** Requirement **
Every line below that contains "июня" is to be copied.
Dataset excerpts start
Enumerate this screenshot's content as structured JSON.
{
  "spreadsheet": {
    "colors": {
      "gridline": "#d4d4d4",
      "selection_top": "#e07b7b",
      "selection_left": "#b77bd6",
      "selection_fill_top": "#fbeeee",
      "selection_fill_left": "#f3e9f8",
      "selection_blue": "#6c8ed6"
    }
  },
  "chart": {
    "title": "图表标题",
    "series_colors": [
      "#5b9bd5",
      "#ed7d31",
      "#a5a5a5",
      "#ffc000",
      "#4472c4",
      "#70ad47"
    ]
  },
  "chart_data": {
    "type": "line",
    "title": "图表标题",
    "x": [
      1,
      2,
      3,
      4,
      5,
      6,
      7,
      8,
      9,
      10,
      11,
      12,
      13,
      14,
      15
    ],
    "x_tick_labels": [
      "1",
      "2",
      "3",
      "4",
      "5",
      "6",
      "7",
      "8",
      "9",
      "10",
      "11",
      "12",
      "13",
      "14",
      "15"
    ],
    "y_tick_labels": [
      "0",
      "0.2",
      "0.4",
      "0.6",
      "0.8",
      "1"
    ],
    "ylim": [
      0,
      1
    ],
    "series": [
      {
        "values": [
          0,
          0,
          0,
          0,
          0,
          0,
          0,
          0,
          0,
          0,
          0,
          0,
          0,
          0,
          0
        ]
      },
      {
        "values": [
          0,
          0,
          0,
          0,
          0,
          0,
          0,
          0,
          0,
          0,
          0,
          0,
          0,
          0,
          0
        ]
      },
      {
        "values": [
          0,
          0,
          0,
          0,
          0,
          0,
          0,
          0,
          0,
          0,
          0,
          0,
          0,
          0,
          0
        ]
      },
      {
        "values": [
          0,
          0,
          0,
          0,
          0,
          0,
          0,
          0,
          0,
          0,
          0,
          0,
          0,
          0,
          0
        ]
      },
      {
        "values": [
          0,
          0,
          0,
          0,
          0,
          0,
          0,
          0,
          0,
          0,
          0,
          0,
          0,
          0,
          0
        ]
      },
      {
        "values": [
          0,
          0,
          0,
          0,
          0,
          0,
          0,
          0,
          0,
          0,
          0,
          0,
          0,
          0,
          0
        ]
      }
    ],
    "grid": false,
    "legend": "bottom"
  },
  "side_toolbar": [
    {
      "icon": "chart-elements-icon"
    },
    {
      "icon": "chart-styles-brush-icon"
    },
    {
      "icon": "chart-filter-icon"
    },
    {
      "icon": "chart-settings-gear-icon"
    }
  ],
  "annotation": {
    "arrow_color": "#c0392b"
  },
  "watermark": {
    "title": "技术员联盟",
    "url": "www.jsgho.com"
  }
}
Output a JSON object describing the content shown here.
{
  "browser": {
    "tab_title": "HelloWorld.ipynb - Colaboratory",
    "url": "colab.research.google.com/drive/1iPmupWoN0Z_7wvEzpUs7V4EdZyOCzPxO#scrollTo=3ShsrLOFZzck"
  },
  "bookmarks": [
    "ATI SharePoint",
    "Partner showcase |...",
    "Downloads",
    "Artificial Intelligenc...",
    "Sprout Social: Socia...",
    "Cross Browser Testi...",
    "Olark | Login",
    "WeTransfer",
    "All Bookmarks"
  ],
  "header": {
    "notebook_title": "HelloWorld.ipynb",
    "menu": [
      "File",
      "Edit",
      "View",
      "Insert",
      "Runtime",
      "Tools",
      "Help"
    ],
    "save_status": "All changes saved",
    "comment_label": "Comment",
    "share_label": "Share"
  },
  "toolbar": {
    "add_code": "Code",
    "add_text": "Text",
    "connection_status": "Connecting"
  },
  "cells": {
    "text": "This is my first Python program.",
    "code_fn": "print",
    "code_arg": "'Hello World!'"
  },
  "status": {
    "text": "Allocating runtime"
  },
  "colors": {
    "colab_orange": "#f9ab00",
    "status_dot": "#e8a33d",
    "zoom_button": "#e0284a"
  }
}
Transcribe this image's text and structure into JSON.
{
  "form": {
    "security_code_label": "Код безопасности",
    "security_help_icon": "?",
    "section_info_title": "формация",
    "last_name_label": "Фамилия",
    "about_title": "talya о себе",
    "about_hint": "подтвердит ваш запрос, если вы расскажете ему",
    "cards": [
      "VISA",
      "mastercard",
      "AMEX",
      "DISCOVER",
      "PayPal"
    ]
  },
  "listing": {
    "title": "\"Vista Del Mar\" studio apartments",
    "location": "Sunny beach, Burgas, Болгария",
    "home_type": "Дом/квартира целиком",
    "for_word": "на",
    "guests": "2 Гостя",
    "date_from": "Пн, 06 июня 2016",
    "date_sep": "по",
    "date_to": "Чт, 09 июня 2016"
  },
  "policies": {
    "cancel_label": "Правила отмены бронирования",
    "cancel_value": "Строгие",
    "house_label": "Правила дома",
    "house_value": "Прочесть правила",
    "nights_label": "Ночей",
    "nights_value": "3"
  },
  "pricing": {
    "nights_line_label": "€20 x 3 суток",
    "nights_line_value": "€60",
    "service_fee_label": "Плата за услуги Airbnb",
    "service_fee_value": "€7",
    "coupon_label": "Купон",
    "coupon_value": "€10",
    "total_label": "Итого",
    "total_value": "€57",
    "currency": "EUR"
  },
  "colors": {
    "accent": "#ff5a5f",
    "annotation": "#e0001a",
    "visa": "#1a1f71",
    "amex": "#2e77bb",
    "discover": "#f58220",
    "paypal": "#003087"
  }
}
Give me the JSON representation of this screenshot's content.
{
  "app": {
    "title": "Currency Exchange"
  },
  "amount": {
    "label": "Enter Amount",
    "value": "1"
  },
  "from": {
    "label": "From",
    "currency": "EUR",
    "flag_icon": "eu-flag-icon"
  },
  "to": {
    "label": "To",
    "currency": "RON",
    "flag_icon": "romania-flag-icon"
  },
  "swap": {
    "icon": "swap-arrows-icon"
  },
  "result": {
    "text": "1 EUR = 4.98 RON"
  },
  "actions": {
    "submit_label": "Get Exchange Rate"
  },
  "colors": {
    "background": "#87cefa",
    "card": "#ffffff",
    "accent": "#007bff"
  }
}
Dataset excerpts end
** Correct result **
    "date_from": "Пн, 06 июня 2016",
    "date_to": "Чт, 09 июня 2016"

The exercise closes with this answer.